Given task ▸
In the records below, find each line containing the word "maksymalna" and copy it.

Provided information ▸
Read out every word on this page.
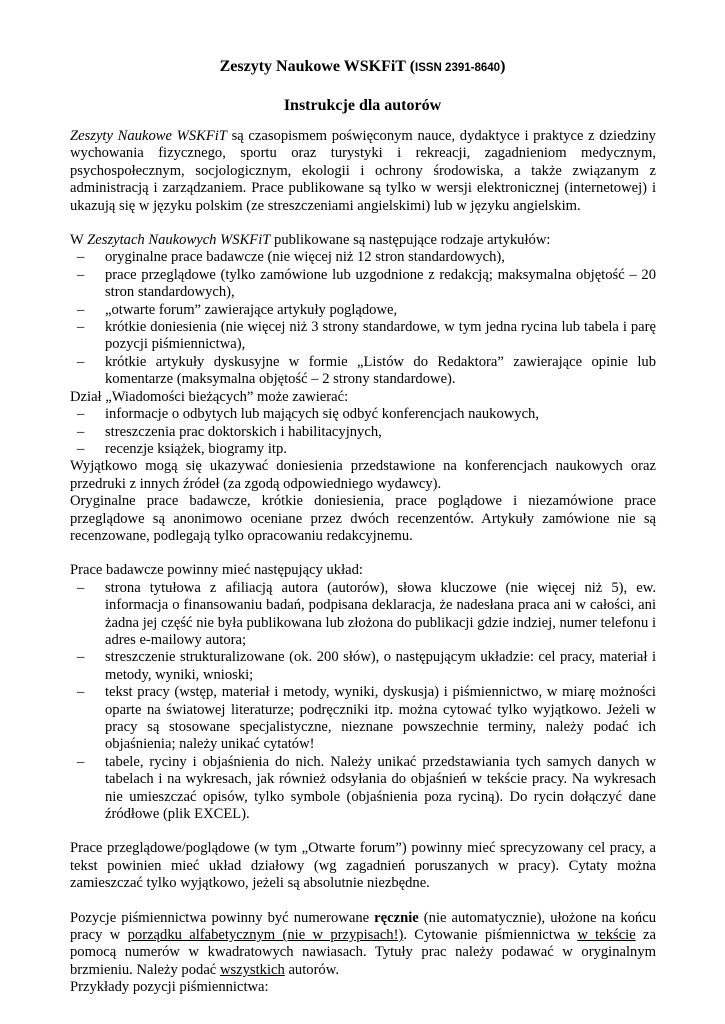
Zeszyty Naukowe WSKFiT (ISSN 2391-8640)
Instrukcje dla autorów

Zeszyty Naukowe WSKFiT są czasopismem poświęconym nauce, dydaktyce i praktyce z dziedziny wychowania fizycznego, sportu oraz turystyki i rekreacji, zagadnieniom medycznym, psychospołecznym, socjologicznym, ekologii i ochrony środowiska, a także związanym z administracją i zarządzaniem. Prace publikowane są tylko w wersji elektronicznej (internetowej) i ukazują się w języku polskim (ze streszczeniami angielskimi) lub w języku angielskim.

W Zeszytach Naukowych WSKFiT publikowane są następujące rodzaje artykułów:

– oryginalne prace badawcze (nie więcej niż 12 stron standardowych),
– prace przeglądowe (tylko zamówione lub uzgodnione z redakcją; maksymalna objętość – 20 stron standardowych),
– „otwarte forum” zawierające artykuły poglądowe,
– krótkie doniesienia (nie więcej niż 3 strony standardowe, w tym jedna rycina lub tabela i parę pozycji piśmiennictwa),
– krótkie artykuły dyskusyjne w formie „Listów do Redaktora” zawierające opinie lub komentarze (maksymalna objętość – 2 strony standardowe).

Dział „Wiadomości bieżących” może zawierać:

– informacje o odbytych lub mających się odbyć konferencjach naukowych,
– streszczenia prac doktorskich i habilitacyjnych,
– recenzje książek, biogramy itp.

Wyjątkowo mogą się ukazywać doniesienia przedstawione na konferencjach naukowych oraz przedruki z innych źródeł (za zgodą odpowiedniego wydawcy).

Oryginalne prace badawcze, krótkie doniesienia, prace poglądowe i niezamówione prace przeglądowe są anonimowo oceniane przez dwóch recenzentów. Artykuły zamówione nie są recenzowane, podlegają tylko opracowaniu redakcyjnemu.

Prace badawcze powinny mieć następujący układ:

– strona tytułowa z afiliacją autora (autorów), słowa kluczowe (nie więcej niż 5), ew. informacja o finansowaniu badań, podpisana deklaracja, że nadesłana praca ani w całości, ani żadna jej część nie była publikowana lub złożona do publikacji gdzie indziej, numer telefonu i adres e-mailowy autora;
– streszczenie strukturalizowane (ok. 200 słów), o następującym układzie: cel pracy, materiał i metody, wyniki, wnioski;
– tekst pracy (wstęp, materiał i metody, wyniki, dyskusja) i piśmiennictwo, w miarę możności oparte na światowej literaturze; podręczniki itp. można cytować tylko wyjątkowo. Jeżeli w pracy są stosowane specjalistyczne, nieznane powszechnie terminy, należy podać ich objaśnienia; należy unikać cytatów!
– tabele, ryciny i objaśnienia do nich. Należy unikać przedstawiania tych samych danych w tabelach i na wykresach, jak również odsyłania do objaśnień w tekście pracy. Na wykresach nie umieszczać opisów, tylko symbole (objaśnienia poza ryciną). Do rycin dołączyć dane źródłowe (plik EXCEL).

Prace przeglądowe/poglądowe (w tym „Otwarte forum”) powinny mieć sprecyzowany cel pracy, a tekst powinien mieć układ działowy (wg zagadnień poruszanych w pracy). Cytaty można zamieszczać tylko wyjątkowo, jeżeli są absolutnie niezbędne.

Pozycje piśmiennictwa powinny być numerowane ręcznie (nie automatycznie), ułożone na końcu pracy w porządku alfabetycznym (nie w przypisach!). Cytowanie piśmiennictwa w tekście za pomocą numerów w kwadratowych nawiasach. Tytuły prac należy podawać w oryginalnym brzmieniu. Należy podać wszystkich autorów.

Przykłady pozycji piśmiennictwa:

Task solution ▸
– prace przeglądowe (tylko zamówione lub uzgodnione z redakcją; maksymalna objętość – 20 stron standardowych),
– krótkie artykuły dyskusyjne w formie „Listów do Redaktora” zawierające opinie lub komentarze (maksymalna objętość – 2 strony standardowe).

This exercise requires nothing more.